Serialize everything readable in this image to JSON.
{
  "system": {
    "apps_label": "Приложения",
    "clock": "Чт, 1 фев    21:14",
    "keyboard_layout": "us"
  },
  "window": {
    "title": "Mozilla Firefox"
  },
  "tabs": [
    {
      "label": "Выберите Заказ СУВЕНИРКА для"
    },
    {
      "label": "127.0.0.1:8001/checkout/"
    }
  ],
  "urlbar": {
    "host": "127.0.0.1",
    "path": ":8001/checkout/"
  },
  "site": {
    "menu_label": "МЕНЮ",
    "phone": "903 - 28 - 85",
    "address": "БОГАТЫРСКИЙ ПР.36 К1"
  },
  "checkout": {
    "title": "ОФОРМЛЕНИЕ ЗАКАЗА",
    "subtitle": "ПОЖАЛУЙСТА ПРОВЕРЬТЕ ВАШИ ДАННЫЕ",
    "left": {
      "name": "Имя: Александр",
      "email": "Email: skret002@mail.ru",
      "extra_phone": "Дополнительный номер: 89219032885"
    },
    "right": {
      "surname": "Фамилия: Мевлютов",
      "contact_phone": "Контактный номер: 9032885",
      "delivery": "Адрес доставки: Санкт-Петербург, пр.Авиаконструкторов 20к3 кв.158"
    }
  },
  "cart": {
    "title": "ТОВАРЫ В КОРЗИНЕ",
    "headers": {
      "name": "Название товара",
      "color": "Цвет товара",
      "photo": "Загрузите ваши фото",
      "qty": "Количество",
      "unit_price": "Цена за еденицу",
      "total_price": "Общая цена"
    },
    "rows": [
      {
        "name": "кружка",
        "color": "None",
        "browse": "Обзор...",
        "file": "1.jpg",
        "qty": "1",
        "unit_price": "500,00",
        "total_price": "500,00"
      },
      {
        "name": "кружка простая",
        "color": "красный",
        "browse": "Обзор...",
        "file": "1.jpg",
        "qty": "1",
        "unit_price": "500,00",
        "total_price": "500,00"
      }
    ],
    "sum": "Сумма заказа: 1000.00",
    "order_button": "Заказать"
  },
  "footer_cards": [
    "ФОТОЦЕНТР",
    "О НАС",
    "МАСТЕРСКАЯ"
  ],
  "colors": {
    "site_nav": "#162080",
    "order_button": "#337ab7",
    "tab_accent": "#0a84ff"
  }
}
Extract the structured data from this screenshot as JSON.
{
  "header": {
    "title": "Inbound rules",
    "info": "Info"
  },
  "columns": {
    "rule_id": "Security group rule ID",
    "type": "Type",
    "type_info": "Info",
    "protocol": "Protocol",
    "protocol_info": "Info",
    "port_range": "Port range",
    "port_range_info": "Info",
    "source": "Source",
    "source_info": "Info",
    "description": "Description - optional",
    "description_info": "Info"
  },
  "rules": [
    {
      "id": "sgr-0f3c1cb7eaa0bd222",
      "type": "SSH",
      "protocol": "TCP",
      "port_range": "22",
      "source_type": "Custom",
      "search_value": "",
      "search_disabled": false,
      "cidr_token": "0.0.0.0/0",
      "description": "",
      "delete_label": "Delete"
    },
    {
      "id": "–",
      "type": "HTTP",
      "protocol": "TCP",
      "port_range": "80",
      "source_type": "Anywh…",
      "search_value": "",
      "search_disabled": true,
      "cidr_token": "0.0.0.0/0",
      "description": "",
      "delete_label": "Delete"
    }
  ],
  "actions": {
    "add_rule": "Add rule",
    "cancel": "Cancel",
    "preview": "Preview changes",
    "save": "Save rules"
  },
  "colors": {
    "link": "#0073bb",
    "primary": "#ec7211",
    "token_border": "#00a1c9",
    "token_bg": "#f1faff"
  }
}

----------------------------------------

Among the entries above, how many lines hold the string "Info"? Respond with nothing but the number.

6